## START

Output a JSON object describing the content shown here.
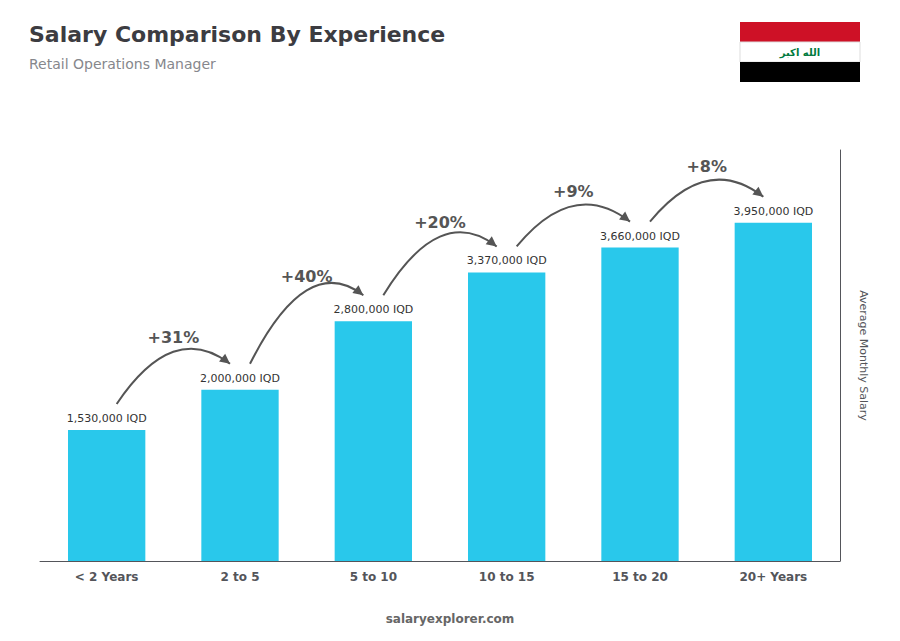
{
  "chart_data": {
    "type": "bar",
    "title": "Salary Comparison By Experience",
    "subtitle": "Retail Operations Manager",
    "categories": [
      "< 2 Years",
      "2 to 5",
      "5 to 10",
      "10 to 15",
      "15 to 20",
      "20+ Years"
    ],
    "values": [
      1530000,
      2000000,
      2800000,
      3370000,
      3660000,
      3950000
    ],
    "value_labels": [
      "1,530,000 IQD",
      "2,000,000 IQD",
      "2,800,000 IQD",
      "3,370,000 IQD",
      "3,660,000 IQD",
      "3,950,000 IQD"
    ],
    "data_labels": true,
    "annotations": [
      "+31%",
      "+40%",
      "+20%",
      "+9%",
      "+8%"
    ],
    "ylabel": "Average Monthly Salary",
    "ylim": [
      0,
      4800000
    ],
    "tick_labels": "x",
    "grid": false,
    "color": "#29c8eb",
    "footer": "salaryexplorer.com",
    "flag_text": "الله اكبر"
  }
}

## END

_TASK INSTRUCTIONS_.
Every record must be copied exactly, with the pictures left out.

_TASK SOLUTION_.
Output a JSON object describing the content shown here.
{
  "chart_data": {
    "type": "bar",
    "title": "Salary Comparison By Experience",
    "subtitle": "Retail Operations Manager",
    "categories": [
      "< 2 Years",
      "2 to 5",
      "5 to 10",
      "10 to 15",
      "15 to 20",
      "20+ Years"
    ],
    "values": [
      1530000,
      2000000,
      2800000,
      3370000,
      3660000,
      3950000
    ],
    "value_labels": [
      "1,530,000 IQD",
      "2,000,000 IQD",
      "2,800,000 IQD",
      "3,370,000 IQD",
      "3,660,000 IQD",
      "3,950,000 IQD"
    ],
    "data_labels": true,
    "annotations": [
      "+31%",
      "+40%",
      "+20%",
      "+9%",
      "+8%"
    ],
    "ylabel": "Average Monthly Salary",
    "ylim": [
      0,
      4800000
    ],
    "tick_labels": "x",
    "grid": false,
    "color": "#29c8eb",
    "footer": "salaryexplorer.com",
    "flag_text": "الله اكبر"
  }
}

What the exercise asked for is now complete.